Directive — Pull out every line containing the string "Productive".
────
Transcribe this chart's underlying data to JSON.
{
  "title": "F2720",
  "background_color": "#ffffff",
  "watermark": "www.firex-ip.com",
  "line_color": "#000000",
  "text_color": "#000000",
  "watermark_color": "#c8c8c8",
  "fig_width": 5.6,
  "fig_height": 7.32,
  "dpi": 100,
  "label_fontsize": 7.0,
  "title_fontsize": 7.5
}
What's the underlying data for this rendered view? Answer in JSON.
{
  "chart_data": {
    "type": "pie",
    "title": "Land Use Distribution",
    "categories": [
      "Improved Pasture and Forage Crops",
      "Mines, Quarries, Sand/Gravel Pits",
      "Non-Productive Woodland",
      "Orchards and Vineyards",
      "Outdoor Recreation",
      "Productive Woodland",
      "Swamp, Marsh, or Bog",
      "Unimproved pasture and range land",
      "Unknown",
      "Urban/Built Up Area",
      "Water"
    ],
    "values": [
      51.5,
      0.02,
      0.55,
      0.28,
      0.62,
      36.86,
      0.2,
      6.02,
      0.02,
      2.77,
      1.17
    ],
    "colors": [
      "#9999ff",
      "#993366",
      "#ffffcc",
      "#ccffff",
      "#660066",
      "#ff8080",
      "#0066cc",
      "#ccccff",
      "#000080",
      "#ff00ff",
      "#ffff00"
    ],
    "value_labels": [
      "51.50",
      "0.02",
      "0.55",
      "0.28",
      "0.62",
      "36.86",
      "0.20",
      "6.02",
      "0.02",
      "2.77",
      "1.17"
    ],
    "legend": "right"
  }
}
────
Result of the task —
      "Non-Productive Woodland",
      "Productive Woodland",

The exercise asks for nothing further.